• **EXERCISE GOAL**
Make an exact copy of all the records.
↓
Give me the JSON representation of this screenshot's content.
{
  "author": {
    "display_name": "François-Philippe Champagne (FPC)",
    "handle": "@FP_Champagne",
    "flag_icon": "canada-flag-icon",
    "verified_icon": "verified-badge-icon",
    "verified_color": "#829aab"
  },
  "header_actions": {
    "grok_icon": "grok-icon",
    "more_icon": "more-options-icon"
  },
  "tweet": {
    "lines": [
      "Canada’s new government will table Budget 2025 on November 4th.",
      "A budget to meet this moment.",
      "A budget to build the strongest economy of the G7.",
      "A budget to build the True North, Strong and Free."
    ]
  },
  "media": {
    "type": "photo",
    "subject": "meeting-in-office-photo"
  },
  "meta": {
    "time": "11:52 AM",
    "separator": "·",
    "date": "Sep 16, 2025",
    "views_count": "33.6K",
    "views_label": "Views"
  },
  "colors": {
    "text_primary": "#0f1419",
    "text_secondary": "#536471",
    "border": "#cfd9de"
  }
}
↑
• **TASK RESULT**
Give me the JSON representation of this screenshot's content.
{
  "author": {
    "display_name": "François-Philippe Champagne (FPC)",
    "handle": "@FP_Champagne",
    "flag_icon": "canada-flag-icon",
    "verified_icon": "verified-badge-icon",
    "verified_color": "#829aab"
  },
  "header_actions": {
    "grok_icon": "grok-icon",
    "more_icon": "more-options-icon"
  },
  "tweet": {
    "lines": [
      "Canada’s new government will table Budget 2025 on November 4th.",
      "A budget to meet this moment.",
      "A budget to build the strongest economy of the G7.",
      "A budget to build the True North, Strong and Free."
    ]
  },
  "media": {
    "type": "photo",
    "subject": "meeting-in-office-photo"
  },
  "meta": {
    "time": "11:52 AM",
    "separator": "·",
    "date": "Sep 16, 2025",
    "views_count": "33.6K",
    "views_label": "Views"
  },
  "colors": {
    "text_primary": "#0f1419",
    "text_secondary": "#536471",
    "border": "#cfd9de"
  }
}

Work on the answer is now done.